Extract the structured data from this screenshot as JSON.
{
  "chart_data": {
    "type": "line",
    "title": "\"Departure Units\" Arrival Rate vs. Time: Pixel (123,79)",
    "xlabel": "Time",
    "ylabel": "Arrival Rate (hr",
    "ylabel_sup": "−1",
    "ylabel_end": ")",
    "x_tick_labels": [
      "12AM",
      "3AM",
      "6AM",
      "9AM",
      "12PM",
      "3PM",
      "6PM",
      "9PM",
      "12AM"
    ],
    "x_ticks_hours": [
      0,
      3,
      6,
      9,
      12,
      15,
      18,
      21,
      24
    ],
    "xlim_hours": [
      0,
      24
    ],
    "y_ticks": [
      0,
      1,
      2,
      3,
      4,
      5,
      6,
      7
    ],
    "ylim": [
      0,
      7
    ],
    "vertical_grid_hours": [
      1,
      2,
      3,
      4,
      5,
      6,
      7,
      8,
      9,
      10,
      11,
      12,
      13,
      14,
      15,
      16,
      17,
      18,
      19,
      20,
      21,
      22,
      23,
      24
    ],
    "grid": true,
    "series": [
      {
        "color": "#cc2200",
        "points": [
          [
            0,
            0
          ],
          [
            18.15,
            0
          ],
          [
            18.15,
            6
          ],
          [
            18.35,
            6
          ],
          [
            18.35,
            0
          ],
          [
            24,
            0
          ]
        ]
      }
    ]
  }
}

________________________

In the records above, find the lines containing "Time" and copy them.

Correct result
    "title": "\"Departure Units\" Arrival Rate vs. Time: Pixel (123,79)",
    "xlabel": "Time",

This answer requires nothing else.